Filter the entries, keeping every line with the word "Association".

Segment Start: Input for this task

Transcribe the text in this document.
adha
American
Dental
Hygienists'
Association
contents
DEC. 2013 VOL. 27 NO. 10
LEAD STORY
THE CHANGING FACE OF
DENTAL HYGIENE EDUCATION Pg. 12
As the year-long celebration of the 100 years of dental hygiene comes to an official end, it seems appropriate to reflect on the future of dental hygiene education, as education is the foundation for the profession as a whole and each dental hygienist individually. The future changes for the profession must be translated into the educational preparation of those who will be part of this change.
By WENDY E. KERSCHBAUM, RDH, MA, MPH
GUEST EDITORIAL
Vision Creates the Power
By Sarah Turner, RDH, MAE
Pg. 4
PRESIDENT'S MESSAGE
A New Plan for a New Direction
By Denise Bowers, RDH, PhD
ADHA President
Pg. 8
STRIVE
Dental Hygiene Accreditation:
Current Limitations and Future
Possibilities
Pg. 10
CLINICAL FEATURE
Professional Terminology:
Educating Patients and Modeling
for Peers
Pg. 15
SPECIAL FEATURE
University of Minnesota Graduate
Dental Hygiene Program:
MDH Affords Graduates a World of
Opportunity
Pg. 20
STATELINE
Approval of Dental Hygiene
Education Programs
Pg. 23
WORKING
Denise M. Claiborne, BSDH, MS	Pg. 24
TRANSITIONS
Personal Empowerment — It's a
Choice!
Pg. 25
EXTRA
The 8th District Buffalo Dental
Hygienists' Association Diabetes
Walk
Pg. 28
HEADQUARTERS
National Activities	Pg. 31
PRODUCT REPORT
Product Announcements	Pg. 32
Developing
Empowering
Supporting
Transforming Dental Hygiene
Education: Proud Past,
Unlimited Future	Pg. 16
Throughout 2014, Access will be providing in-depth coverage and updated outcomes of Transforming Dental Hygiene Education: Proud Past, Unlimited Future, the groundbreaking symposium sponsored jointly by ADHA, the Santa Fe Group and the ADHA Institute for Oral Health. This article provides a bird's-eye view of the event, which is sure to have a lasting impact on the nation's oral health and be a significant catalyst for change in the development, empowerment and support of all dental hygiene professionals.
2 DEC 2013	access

Segment End: Input for this task

Expected output —
Association
Hygienists' Association Diabetes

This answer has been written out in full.